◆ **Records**
--- Start ---

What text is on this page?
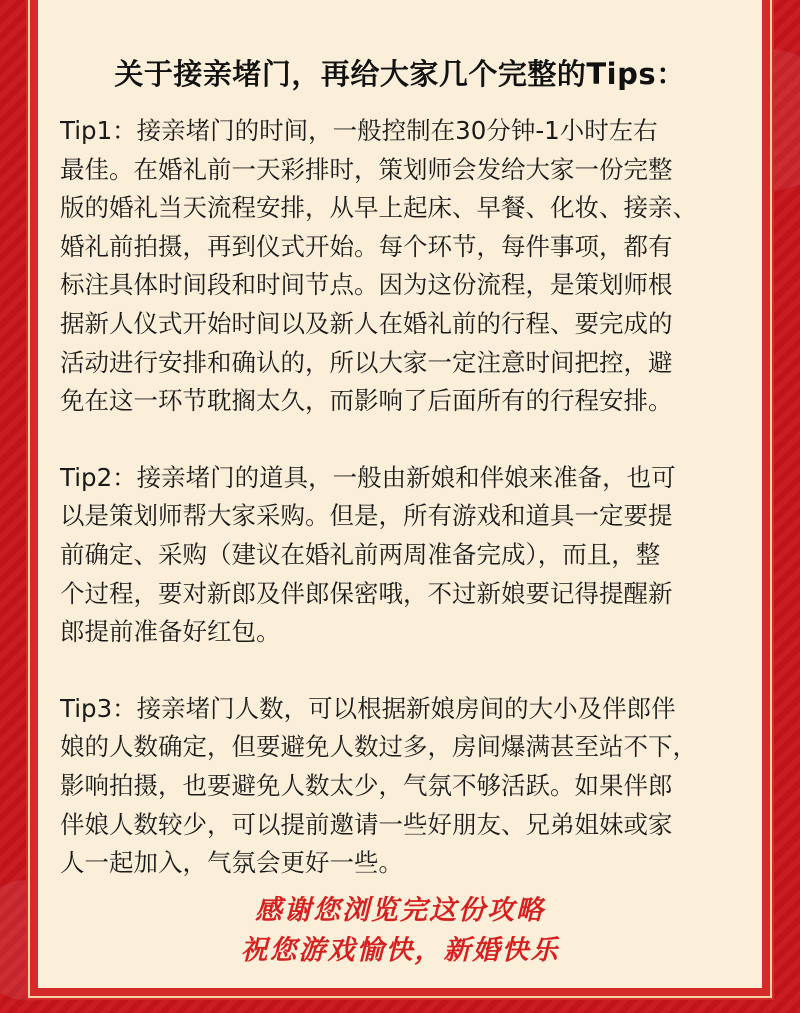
关于接亲堵门，再给大家几个完整的Tips：

Tip1：接亲堵门的时间，一般控制在30分钟-1小时左右

最佳。在婚礼前一天彩排时，策划师会发给大家一份完整

版的婚礼当天流程安排，从早上起床、早餐、化妆、接亲、

婚礼前拍摄，再到仪式开始。每个环节，每件事项，都有

标注具体时间段和时间节点。因为这份流程，是策划师根

据新人仪式开始时间以及新人在婚礼前的行程、要完成的

活动进行安排和确认的，所以大家一定注意时间把控，避

免在这一环节耽搁太久，而影响了后面所有的行程安排。

Tip2：接亲堵门的道具，一般由新娘和伴娘来准备，也可

以是策划师帮大家采购。但是，所有游戏和道具一定要提

前确定、采购（建议在婚礼前两周准备完成），而且，整

个过程，要对新郎及伴郎保密哦，不过新娘要记得提醒新

郎提前准备好红包。

Tip3：接亲堵门人数，可以根据新娘房间的大小及伴郎伴

娘的人数确定，但要避免人数过多，房间爆满甚至站不下，

影响拍摄，也要避免人数太少，气氛不够活跃。如果伴郎

伴娘人数较少，可以提前邀请一些好朋友、兄弟姐妹或家

人一起加入，气氛会更好一些。

感谢您浏览完这份攻略
祝您游戏愉快，新婚快乐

--- End ---

◆ **The request**
Restate the entire listing word for word, excluding pictures.

◆ **Worked solution**
What text is on this page?
关于接亲堵门，再给大家几个完整的Tips：

Tip1：接亲堵门的时间，一般控制在30分钟-1小时左右

最佳。在婚礼前一天彩排时，策划师会发给大家一份完整

版的婚礼当天流程安排，从早上起床、早餐、化妆、接亲、

婚礼前拍摄，再到仪式开始。每个环节，每件事项，都有

标注具体时间段和时间节点。因为这份流程，是策划师根

据新人仪式开始时间以及新人在婚礼前的行程、要完成的

活动进行安排和确认的，所以大家一定注意时间把控，避

免在这一环节耽搁太久，而影响了后面所有的行程安排。

Tip2：接亲堵门的道具，一般由新娘和伴娘来准备，也可

以是策划师帮大家采购。但是，所有游戏和道具一定要提

前确定、采购（建议在婚礼前两周准备完成），而且，整

个过程，要对新郎及伴郎保密哦，不过新娘要记得提醒新

郎提前准备好红包。

Tip3：接亲堵门人数，可以根据新娘房间的大小及伴郎伴

娘的人数确定，但要避免人数过多，房间爆满甚至站不下，

影响拍摄，也要避免人数太少，气氛不够活跃。如果伴郎

伴娘人数较少，可以提前邀请一些好朋友、兄弟姐妹或家

人一起加入，气氛会更好一些。

感谢您浏览完这份攻略
祝您游戏愉快，新婚快乐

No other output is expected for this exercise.